**MATERIAL SHOWN:**
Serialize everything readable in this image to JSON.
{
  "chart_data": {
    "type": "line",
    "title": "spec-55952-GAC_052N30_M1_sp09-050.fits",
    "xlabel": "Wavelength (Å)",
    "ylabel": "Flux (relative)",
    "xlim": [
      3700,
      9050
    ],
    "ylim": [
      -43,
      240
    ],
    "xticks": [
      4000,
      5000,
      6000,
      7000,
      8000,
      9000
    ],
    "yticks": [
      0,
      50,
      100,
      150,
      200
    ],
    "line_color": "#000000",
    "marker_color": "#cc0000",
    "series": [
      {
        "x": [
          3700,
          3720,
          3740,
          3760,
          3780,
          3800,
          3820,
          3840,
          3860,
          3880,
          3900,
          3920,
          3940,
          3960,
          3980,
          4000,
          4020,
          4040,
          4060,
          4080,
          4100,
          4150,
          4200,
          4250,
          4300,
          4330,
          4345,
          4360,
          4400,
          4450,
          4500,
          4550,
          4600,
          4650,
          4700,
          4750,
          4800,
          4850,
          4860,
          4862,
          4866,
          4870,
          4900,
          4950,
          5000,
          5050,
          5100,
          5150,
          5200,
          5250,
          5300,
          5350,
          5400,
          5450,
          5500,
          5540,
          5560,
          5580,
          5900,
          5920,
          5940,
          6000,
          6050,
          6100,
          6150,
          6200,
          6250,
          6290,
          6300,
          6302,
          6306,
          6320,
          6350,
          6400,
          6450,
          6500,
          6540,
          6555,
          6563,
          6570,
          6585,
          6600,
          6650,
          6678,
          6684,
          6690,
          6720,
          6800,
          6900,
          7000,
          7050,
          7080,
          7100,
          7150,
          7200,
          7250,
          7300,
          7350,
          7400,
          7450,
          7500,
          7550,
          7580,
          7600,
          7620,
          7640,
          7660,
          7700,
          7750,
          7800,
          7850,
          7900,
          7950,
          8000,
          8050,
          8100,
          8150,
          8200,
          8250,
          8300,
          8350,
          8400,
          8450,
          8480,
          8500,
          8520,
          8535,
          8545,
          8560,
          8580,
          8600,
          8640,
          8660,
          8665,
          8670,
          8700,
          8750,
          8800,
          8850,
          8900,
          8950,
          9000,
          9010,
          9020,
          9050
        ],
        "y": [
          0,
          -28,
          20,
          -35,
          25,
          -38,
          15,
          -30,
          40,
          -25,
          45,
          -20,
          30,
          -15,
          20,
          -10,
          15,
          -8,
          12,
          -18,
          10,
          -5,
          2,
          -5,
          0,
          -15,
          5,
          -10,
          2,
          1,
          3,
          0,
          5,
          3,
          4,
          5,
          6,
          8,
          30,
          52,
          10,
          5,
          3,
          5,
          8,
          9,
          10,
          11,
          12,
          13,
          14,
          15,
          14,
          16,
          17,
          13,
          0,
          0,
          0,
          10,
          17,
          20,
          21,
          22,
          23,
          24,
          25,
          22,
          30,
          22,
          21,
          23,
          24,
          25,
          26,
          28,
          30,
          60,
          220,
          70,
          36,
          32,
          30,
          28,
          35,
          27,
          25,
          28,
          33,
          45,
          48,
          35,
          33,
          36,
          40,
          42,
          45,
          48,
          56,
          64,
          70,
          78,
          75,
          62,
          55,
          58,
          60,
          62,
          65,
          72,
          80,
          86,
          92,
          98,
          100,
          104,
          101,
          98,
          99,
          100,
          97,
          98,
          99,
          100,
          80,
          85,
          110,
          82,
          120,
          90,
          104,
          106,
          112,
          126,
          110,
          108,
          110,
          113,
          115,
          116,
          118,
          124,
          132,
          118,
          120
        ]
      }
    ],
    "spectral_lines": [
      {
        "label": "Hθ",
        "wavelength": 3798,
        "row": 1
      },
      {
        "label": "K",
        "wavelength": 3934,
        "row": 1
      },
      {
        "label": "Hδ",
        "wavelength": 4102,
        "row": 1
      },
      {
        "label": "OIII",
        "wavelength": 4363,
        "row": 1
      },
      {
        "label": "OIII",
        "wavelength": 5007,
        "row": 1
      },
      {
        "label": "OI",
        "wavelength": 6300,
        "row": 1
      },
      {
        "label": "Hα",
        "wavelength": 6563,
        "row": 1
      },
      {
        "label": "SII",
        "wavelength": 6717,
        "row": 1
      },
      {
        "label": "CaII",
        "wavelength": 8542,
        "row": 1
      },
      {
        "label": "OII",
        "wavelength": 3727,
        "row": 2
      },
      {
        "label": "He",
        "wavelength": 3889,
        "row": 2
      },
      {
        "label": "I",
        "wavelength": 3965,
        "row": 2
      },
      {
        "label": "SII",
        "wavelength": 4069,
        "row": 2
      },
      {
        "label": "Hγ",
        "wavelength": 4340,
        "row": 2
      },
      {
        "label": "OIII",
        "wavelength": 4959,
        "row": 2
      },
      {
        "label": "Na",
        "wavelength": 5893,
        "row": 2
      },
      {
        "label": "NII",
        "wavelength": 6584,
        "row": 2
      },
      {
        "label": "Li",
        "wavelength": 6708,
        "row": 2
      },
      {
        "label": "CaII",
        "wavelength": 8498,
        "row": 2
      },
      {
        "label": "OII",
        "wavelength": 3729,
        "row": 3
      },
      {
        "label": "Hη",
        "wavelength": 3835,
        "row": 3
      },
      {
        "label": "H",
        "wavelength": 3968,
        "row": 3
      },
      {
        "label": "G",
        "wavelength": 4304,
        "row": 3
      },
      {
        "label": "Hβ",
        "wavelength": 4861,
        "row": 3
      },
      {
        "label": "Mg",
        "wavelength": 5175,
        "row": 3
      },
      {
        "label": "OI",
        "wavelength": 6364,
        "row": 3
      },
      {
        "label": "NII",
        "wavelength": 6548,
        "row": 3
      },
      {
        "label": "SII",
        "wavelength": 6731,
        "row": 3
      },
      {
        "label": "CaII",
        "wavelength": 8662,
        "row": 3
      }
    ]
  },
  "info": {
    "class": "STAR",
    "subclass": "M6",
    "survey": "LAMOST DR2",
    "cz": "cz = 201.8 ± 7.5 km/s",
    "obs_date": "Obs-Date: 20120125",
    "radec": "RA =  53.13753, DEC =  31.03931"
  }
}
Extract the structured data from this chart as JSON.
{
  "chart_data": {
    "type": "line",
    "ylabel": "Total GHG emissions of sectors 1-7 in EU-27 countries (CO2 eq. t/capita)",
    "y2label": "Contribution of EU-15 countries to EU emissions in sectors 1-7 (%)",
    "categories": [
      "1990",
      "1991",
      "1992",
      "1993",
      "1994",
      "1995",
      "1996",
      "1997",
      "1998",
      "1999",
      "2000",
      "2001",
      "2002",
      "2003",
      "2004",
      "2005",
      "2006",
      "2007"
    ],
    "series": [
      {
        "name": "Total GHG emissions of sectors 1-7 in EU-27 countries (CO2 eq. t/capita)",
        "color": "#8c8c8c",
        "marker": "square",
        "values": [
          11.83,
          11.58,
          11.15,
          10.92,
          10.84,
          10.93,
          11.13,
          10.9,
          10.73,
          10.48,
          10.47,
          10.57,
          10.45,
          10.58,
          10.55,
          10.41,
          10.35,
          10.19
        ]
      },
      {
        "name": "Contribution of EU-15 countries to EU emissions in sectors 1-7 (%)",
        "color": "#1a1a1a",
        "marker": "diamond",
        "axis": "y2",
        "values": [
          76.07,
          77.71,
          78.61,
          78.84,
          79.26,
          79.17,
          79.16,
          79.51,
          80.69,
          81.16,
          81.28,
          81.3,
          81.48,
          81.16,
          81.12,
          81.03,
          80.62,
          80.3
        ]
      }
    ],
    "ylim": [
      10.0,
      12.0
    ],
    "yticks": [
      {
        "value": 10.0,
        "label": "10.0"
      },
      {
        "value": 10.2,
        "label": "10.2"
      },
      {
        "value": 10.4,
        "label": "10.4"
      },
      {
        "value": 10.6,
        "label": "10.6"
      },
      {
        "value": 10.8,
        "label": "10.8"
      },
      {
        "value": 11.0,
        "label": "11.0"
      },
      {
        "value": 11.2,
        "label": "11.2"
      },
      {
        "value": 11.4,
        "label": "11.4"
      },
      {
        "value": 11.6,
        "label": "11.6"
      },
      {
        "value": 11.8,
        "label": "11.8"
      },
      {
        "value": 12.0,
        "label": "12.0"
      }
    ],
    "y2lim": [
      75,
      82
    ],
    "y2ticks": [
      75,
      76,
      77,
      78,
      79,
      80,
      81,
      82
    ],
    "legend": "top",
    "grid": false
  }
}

**GIVEN TASK:** In the records above, how many lines hold the string "this"? Reply with only the number.

**SOLVED EXERCISE:** 2